=== Selected excerpt ===
# WHY CLOSE QUARTERS BATTLE (CQB/CQC) TRAINING SHOULD BE IMPROVED.



## Gmann (Apr 27, 2021)

The main way to support those units and provide them the means to integrate proper tactical habits throughout training. There is no doubt that the future battlefield is the urban terrain, more and more people are immigrating to the cities and there is no indication that this trend is going to slow down. This is not merely my opinion. The Chairman of the Joint Chiefs of Staff and former Chief of Staff of the Army, Gen. Mark Milley, has stated during the annual AUSA conference, that the future battlefield “will almost certainly be in dense urban terrain” and that in the future the Army will have to “optimize for urban combat.”

However, although it's clear that the urban terrain is the future battlefield micro-tactical capabilities the squad or platoon level, especially concerning CQB is not sufficient. In this article, we map the problems in CQB training today.

Why Close Quarters Battle (CQB/CQC) Training Should be Improved.


----------



## jobo (Apr 27, 2021)

Gmann said:


> The main way to support those units and provide them the means to integrate proper tactical habits throughout training. There is no doubt that the future battlefield is the urban terrain, more and more people are immigrating to the cities and there is no indication that this trend is going to slow down. This is not merely my opinion. The Chairman of the Joint Chiefs of Staff and former Chief of Staff of the Army, Gen. Mark Milley, has stated during the annual AUSA conference, that the future battlefield “will almost certainly be in dense urban terrain” and that in the future the Army will have to “optimize for urban combat.”
> 
> However, although it's clear that the urban terrain is the future battlefield micro-tactical capabilities the squad or platoon level, especially concerning CQB is not sufficient. In this article, we map the problems in CQB training today.
> 
> Why Close Quarters Battle (CQB/CQC) Training Should be Improved.


no people are MIGRATING into cities and have been for about 300 years,  immigrating means something else entirely

it may be that some of those MIGRATING to the city are also immigrants but that just confuses the topic


----------



## Gmann (Apr 27, 2021)

Thanks for the correction. 

As English is not my native tongue I do my best but I definitely can improve.


----------



## Oni_Kadaki (Apr 27, 2021)

=== Dataset content ===
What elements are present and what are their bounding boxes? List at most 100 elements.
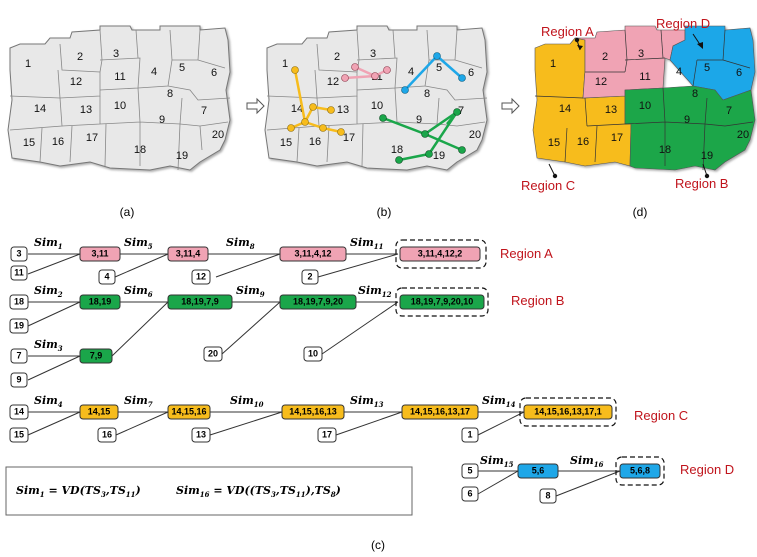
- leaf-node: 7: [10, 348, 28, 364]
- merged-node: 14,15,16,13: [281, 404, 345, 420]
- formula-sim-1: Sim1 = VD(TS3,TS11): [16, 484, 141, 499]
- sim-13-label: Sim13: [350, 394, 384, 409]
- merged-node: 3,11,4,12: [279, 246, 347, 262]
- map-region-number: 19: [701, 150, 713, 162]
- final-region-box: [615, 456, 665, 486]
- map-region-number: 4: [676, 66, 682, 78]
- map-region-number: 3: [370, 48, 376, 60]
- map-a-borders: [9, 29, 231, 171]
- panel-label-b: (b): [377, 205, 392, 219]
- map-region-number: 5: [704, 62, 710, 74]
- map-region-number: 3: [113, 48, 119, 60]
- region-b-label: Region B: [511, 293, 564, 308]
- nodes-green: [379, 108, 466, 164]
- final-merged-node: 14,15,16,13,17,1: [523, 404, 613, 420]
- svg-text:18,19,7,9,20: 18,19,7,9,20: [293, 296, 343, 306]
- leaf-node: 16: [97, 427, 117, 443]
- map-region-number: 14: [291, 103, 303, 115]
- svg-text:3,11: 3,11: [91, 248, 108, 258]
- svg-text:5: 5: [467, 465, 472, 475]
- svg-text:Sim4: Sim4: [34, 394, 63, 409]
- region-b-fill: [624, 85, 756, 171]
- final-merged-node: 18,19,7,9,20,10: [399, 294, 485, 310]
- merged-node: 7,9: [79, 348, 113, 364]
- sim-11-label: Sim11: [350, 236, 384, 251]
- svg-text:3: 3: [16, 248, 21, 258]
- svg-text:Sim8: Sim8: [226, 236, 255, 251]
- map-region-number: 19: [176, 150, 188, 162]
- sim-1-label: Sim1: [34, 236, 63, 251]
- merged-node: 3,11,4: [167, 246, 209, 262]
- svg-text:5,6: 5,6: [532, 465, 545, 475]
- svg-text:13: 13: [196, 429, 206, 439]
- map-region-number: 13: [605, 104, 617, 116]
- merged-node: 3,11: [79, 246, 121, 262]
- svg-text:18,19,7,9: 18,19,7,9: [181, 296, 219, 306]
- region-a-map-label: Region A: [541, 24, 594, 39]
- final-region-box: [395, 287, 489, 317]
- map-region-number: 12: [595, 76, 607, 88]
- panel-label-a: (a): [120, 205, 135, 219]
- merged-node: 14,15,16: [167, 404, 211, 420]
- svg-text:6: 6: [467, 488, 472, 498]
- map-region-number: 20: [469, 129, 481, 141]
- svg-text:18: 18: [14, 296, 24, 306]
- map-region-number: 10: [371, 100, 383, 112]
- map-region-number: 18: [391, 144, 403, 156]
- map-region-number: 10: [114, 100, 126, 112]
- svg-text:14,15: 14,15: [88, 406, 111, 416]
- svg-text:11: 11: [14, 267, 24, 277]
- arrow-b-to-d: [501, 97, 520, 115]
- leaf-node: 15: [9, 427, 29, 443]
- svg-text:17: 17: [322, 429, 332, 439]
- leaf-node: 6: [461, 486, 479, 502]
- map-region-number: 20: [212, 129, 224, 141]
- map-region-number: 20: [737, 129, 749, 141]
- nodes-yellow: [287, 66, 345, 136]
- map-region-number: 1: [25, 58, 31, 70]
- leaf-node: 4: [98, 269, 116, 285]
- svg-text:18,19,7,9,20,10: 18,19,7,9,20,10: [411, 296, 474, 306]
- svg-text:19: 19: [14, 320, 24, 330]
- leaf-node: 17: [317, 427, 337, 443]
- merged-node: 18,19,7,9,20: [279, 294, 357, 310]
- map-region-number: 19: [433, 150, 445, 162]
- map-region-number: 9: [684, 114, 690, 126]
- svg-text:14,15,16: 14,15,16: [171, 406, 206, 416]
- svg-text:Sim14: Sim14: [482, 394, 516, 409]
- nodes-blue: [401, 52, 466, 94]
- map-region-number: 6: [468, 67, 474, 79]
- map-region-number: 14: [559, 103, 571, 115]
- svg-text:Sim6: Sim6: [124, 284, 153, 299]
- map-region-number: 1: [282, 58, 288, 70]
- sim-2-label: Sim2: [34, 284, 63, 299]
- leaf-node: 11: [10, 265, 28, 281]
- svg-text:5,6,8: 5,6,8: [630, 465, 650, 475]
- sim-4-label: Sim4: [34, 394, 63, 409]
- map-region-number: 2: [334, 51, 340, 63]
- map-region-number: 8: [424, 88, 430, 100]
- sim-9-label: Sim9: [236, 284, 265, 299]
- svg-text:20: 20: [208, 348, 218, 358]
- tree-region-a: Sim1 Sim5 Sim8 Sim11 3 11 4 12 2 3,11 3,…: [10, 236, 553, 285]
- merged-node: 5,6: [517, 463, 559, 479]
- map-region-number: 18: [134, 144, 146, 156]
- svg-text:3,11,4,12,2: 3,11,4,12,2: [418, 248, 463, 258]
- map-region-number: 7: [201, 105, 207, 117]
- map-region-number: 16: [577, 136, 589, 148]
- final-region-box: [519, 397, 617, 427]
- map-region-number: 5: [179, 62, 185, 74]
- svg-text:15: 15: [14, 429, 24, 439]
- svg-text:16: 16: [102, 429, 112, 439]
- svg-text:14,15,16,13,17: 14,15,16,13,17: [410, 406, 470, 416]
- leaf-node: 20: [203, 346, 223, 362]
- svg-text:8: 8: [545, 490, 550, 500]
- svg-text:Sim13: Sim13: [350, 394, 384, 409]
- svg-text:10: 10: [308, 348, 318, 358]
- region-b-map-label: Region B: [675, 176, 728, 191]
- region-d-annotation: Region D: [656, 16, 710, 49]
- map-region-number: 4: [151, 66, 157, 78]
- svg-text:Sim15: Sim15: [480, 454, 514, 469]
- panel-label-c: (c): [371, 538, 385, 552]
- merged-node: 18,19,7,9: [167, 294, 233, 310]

* * *

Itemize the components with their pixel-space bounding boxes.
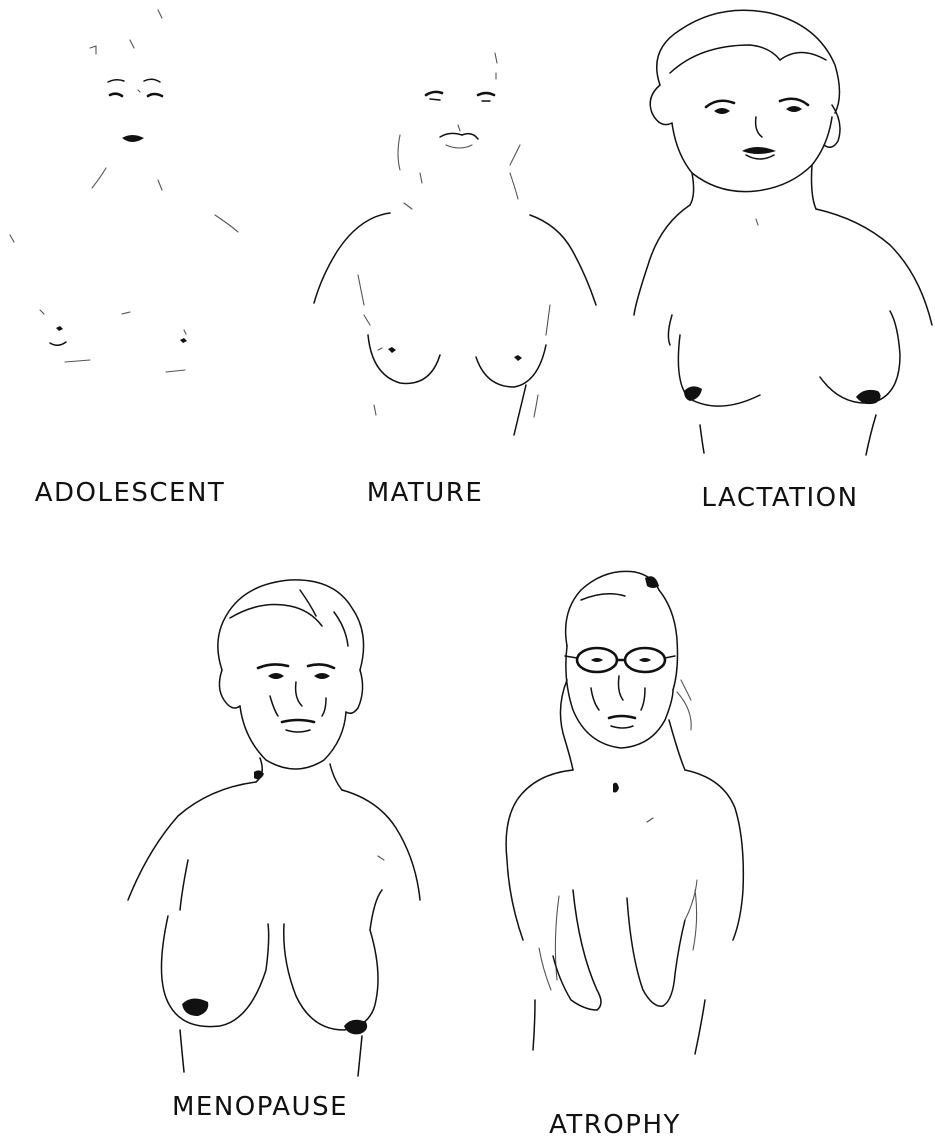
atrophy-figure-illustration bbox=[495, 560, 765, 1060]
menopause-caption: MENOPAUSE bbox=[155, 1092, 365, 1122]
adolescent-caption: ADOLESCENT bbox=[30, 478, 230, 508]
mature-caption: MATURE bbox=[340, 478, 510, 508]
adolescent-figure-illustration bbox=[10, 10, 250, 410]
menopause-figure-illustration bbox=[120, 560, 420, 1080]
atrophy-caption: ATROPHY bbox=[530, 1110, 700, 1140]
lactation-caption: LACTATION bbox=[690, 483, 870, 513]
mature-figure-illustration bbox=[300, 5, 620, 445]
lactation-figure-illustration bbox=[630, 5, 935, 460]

==

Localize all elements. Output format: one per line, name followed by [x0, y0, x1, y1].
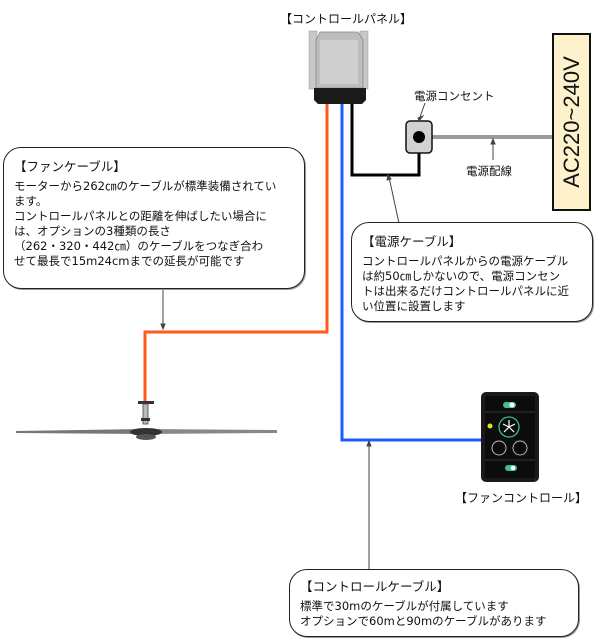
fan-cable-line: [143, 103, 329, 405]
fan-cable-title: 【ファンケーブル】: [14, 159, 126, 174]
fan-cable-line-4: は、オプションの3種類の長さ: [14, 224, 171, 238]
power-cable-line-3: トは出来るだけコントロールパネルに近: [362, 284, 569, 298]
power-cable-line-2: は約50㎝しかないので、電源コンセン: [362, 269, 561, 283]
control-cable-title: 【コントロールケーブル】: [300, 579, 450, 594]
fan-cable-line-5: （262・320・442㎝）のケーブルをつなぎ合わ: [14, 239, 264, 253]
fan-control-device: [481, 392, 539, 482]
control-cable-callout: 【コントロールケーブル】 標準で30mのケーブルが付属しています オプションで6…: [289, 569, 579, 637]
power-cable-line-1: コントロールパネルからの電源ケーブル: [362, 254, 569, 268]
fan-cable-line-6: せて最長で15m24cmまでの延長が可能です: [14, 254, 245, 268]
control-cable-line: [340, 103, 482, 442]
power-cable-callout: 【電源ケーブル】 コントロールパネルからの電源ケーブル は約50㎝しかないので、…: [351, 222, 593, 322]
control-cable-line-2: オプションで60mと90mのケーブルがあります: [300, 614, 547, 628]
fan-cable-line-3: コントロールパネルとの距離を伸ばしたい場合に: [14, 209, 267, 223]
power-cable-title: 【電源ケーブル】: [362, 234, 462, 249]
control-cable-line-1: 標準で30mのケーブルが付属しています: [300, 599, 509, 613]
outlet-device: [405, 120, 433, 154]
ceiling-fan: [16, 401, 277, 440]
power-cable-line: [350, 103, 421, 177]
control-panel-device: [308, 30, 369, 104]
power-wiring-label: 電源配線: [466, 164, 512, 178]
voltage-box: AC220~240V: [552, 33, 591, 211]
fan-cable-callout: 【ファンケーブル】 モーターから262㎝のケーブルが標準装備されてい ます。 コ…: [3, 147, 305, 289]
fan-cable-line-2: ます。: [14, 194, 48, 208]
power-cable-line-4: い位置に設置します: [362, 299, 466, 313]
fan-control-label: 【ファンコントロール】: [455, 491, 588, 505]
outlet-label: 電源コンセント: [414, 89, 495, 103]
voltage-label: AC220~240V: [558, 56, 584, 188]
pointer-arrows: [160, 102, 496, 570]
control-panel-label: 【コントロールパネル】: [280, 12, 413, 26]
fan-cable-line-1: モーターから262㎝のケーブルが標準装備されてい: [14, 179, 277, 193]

=== The tasks ===
1. In the forum thread on close quarters battle training, at what event did Gen. Mark Milley state that the future battlefield would almost certainly be in dense urban terrain?
2. From the forum thread on close quarters battle training, set down word for word the passage from "no people are" to "definitely can improve.".
3. Carry the forum thread on close quarters battle training further from the point at which it stops.
The material bears no relation to the forum thread on close quarters battle training.

=== Answers to the exercises ===
1. At the annual AUSA conference.

2.
no people are MIGRATING into cities and have been for about 300 years,  immigrating means something else entirely

it may be that some of those MIGRATING to the city are also immigrants but that just confuses the topic


----------



## Gmann (Apr 27, 2021)

Thanks for the correction. 

As English is not my native tongue I do my best but I definitely can improve.

3.
Gmann said:


> Thanks for the correction.
> 
> As English is not my native tongue I do my best but I definitely can improve.



Did you write the linked article?


----------



## Gmann (Apr 27, 2021)

Most of it, why?


----------



## Oni_Kadaki (Apr 27, 2021)

Just curious what your background is. I tend to agree, as most units short of SOF or SWAT don't train it nearly enough. Hell, even the cool guys will tell you that nobody is truly an expert in CQB.


----------



## Gmann (Apr 27, 2021)

Most of my combat training was done in the IDF (Combat engineer, Battalion 603). 
Nowadays, I work in the defense industry.


----------



## Oni_Kadaki (Apr 27, 2021)

Gmann said:


> Most of my combat training was done in the IDF (Combat engineer, Battalion 603).
> Nowadays, I work in the defense industry.



Awesome! I've done some training with a veteran of IDF's special forces, and looking to do more with him in the future. My limited experience with the IDF people that I've met has been quite good!


----------



## Gmann (Apr 27, 2021)

Did you serve as an LEO or in the Army?


----------



## Oni_Kadaki (Apr 27, 2021)

Gmann said:


> Did you serve as an LEO or in the Army?



I'm US Air Force security forces, basically an MP.


----------



## Gmann (Apr 27, 2021)

Cool!
I hope the rest of your experience with IDF vets would be as good as the previous ones.


----------



## Urban Trekker (Apr 27, 2021)

Gmann said:


> Thanks for the correction.
> 
> As English is not my native tongue I do my best but I definitely can improve.



Everyone knew what you meant.


----------



## drop bear (Apr 27, 2021)

They do make super awesome modular bullet proof rooms. I imagine they are a bit expensive though.


----------



## Dirty Dog (Apr 27, 2021)

jobo said:


> no people are MIGRATING into cities and have been for about 300 years,  immigrating means something else entirely
> 
> it may be that some of those MIGRATING to the city are also immigrants but that just confuses the topic



Wait... JOBO? Are you seriously going to tell someone how to compose a sentence? You? The MartialTalk Site Record Holder for the Most Incorrect Word Choices In A Single Post?


----------



## Tez3 (Apr 28, 2021)

In the UK we've been training for 'urban warfare' for many years, we have training 'towns' (Fibua.. Fighting in built up areas') set up. Op Banner (Northern Ireland) necessitated the training of troops to be able to fight in towns and cities. 

Thank you for your service in the IDF, I appreciate what you do for Eretz Israel


----------



## lklawson (May 12, 2021)

Tez3 said:


> In the UK we've been training for 'urban warfare' for many years, we have training 'towns' (Fibua.. Fighting in built up areas') set up. Op Banner (Northern Ireland) necessitated the training of troops to be able to fight in towns and cities.
> 
> Thank you for your service in the IDF, I appreciate what you do for Eretz Israel


The U.S. has had "shoot cities" since at least WWII, and probably earlier.  The current training doctrine is cyclical and switches to Urban Combat periodically.  There's an old WWII era point-shooting movie which features a shoot village.

15:23, I think:





Weapons, tactics, gear, and combat theory all changes over time, but the idea that the military should be preparing for Urban Combat keeps coming back, like a bad penny.

Peace favor your sword,
Kirk


----------



## Shatteredzen (May 12, 2021)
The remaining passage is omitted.